DATA FOR THIS EXERCISE -
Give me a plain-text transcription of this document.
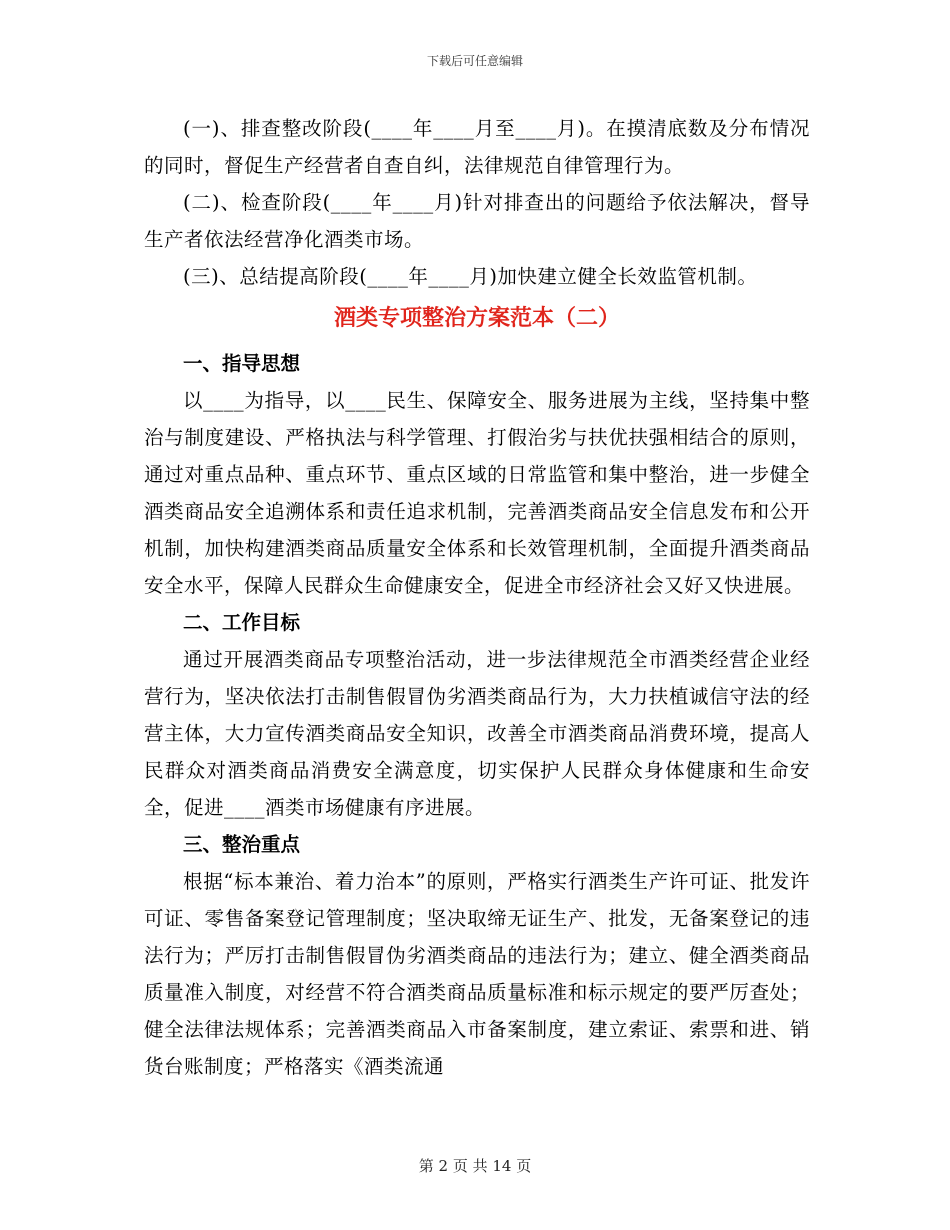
下载后可任意编辑

(一)、排查整改阶段(____年____月至____月)。在摸清底数及分布情况的同时，督促生产经营者自查自纠，法律规范自律管理行为。

(二)、检查阶段(____年____月)针对排查出的问题给予依法解决，督导生产者依法经营净化酒类市场。

(三)、总结提高阶段(____年____月)加快建立健全长效监管机制。

酒类专项整治方案范本（二）
一、指导思想

以____为指导，以____民生、保障安全、服务进展为主线，坚持集中整治与制度建设、严格执法与科学管理、打假治劣与扶优扶强相结合的原则，通过对重点品种、重点环节、重点区域的日常监管和集中整治，进一步健全酒类商品安全追溯体系和责任追求机制，完善酒类商品安全信息发布和公开机制，加快构建酒类商品质量安全体系和长效管理机制，全面提升酒类商品安全水平，保障人民群众生命健康安全，促进全市经济社会又好又快进展。

二、工作目标

通过开展酒类商品专项整治活动，进一步法律规范全市酒类经营企业经营行为，坚决依法打击制售假冒伪劣酒类商品行为，大力扶植诚信守法的经营主体，大力宣传酒类商品安全知识，改善全市酒类商品消费环境，提高人民群众对酒类商品消费安全满意度，切实保护人民群众身体健康和生命安全，促进____酒类市场健康有序进展。

三、整治重点

根据“标本兼治、着力治本”的原则，严格实行酒类生产许可证、批发许可证、零售备案登记管理制度；坚决取缔无证生产、批发，无备案登记的违法行为；严厉打击制售假冒伪劣酒类商品的违法行为；建立、健全酒类商品质量准入制度，对经营不符合酒类商品质量标准和标示规定的要严厉查处；健全法律法规体系；完善酒类商品入市备案制度，建立索证、索票和进、销货台账制度；严格落实《酒类流通

第 2 页 共 14 页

EXERCISE DESCRIPTION -
Reproduce every line above as written, skipping pictures.

COMPLETED EXERCISE -
Give me a plain-text transcription of this document.
下载后可任意编辑

(一)、排查整改阶段(____年____月至____月)。在摸清底数及分布情况的同时，督促生产经营者自查自纠，法律规范自律管理行为。

(二)、检查阶段(____年____月)针对排查出的问题给予依法解决，督导生产者依法经营净化酒类市场。

(三)、总结提高阶段(____年____月)加快建立健全长效监管机制。

酒类专项整治方案范本（二）
一、指导思想

以____为指导，以____民生、保障安全、服务进展为主线，坚持集中整治与制度建设、严格执法与科学管理、打假治劣与扶优扶强相结合的原则，通过对重点品种、重点环节、重点区域的日常监管和集中整治，进一步健全酒类商品安全追溯体系和责任追求机制，完善酒类商品安全信息发布和公开机制，加快构建酒类商品质量安全体系和长效管理机制，全面提升酒类商品安全水平，保障人民群众生命健康安全，促进全市经济社会又好又快进展。

二、工作目标

通过开展酒类商品专项整治活动，进一步法律规范全市酒类经营企业经营行为，坚决依法打击制售假冒伪劣酒类商品行为，大力扶植诚信守法的经营主体，大力宣传酒类商品安全知识，改善全市酒类商品消费环境，提高人民群众对酒类商品消费安全满意度，切实保护人民群众身体健康和生命安全，促进____酒类市场健康有序进展。

三、整治重点

根据“标本兼治、着力治本”的原则，严格实行酒类生产许可证、批发许可证、零售备案登记管理制度；坚决取缔无证生产、批发，无备案登记的违法行为；严厉打击制售假冒伪劣酒类商品的违法行为；建立、健全酒类商品质量准入制度，对经营不符合酒类商品质量标准和标示规定的要严厉查处；健全法律法规体系；完善酒类商品入市备案制度，建立索证、索票和进、销货台账制度；严格落实《酒类流通

第 2 页 共 14 页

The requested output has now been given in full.